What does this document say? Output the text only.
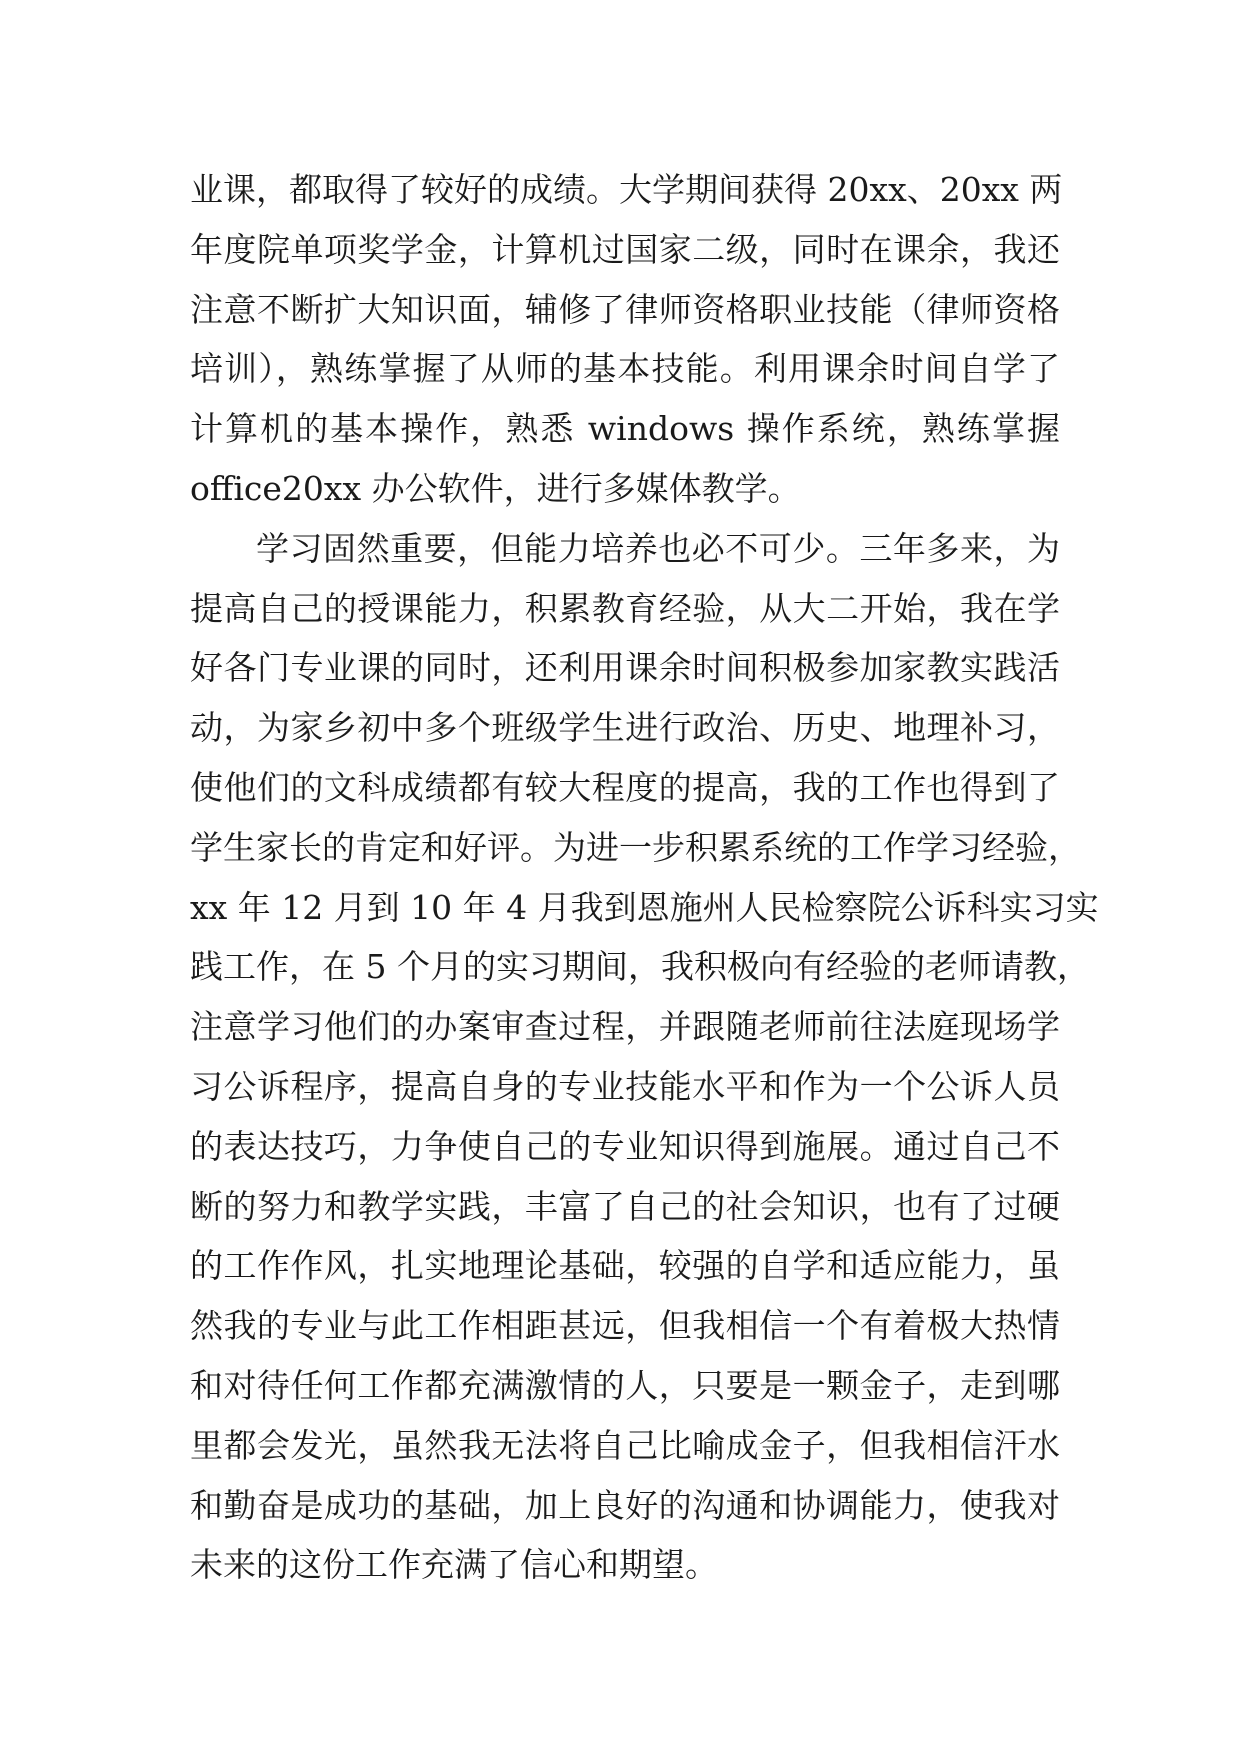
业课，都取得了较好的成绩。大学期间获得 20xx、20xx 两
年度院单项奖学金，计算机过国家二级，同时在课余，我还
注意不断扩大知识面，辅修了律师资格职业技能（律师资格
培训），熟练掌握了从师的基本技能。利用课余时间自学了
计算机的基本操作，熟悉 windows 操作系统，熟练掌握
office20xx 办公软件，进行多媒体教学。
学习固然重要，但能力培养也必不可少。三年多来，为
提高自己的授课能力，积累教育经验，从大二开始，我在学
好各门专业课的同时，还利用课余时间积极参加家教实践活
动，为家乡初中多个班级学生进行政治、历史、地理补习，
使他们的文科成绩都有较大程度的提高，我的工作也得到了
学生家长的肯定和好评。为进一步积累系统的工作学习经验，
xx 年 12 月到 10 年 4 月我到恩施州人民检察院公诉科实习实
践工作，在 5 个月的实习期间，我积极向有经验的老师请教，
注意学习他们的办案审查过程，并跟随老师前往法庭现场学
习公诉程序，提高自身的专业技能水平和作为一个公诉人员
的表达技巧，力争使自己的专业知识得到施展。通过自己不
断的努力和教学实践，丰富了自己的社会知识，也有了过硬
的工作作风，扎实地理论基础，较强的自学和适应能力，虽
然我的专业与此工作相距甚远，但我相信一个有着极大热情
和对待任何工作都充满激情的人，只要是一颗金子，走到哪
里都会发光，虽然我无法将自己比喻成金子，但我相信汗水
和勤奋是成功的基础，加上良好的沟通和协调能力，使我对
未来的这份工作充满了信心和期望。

--

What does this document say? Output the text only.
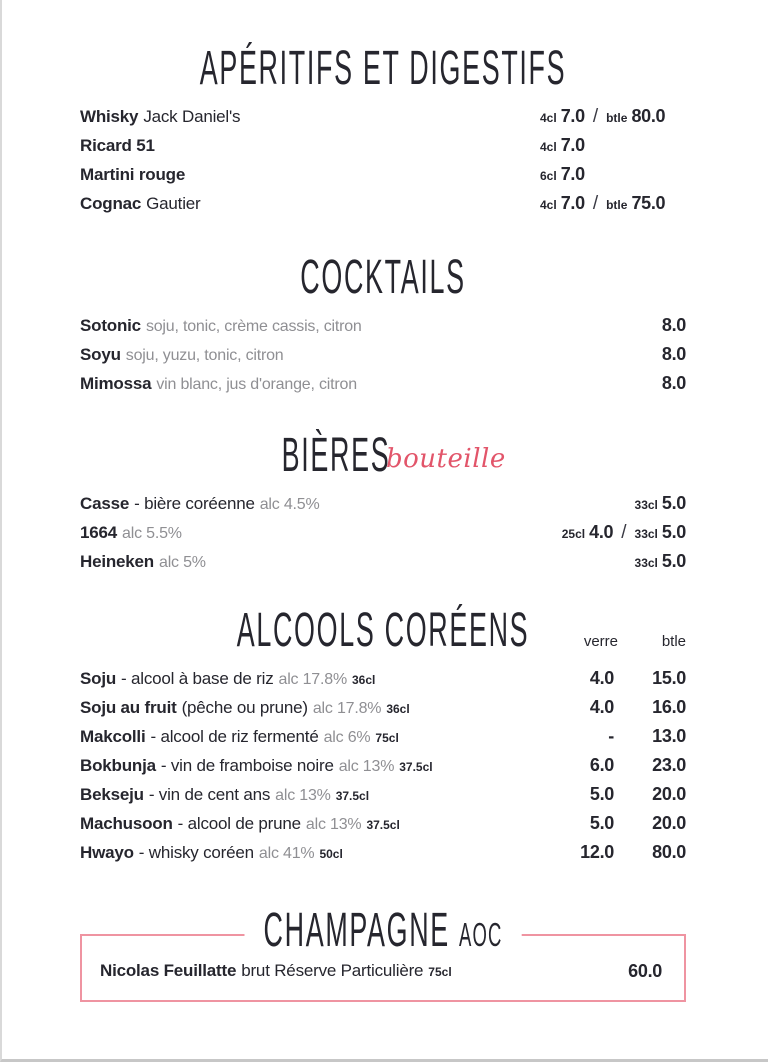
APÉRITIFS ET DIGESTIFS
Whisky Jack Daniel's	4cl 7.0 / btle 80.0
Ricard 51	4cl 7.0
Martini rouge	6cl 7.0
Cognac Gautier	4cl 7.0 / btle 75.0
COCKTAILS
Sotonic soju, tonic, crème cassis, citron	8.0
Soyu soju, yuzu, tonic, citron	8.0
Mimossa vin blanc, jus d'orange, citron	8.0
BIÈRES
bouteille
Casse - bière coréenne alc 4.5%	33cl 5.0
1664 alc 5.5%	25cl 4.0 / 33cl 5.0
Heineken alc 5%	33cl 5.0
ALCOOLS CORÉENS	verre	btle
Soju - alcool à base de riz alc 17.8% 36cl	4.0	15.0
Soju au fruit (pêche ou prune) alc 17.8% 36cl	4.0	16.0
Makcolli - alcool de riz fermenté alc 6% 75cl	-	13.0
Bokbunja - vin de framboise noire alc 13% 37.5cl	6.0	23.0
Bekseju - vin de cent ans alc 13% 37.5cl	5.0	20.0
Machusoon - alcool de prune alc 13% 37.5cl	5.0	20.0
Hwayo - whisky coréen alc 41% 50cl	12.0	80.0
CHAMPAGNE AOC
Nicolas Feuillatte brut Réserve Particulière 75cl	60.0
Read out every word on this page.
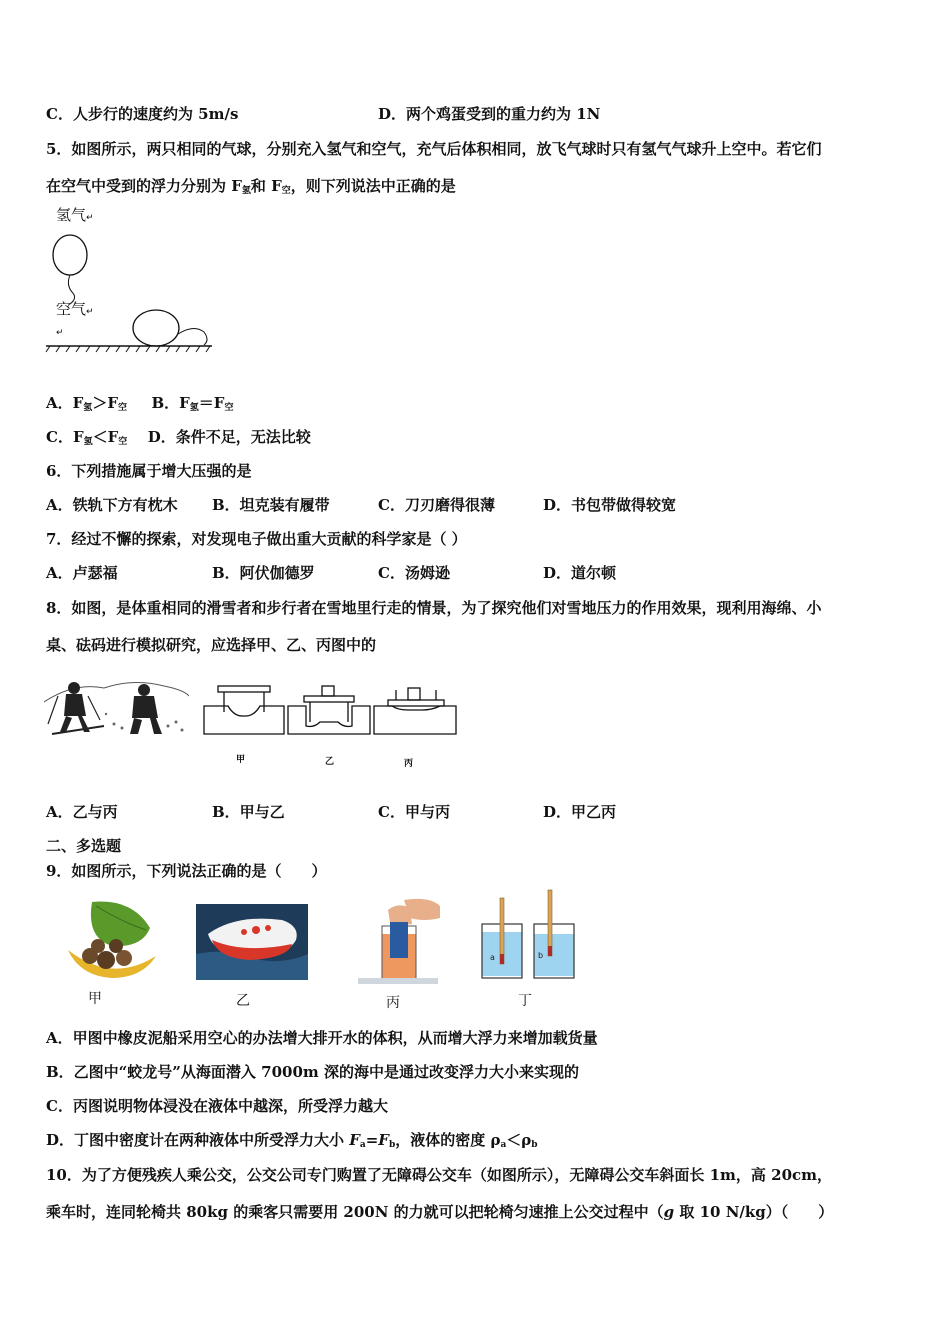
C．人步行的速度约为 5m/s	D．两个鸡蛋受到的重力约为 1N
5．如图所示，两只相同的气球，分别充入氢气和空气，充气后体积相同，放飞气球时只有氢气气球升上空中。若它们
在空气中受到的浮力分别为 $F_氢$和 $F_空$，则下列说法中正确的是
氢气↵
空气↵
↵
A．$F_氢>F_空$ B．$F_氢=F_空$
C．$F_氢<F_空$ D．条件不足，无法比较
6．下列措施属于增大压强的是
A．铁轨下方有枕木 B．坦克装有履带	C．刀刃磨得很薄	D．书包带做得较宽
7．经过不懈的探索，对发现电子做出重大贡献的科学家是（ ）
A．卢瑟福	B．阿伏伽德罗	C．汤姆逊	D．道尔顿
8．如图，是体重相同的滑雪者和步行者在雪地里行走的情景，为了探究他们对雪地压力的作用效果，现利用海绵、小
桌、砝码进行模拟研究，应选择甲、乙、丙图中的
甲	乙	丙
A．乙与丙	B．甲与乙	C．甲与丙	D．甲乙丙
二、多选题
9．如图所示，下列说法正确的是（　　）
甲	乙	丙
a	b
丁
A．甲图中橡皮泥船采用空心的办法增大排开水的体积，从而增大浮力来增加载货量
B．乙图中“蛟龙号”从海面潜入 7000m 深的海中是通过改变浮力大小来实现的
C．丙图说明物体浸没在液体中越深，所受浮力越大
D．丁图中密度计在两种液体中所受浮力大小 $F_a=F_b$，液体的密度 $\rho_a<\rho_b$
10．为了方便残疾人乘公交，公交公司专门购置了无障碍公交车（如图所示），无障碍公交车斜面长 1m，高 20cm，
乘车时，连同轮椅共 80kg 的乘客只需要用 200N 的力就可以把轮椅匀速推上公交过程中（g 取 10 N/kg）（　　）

### Problem to work on
Across the entries, how many lines contain "btle"? Reply with the number only.

### Task result
3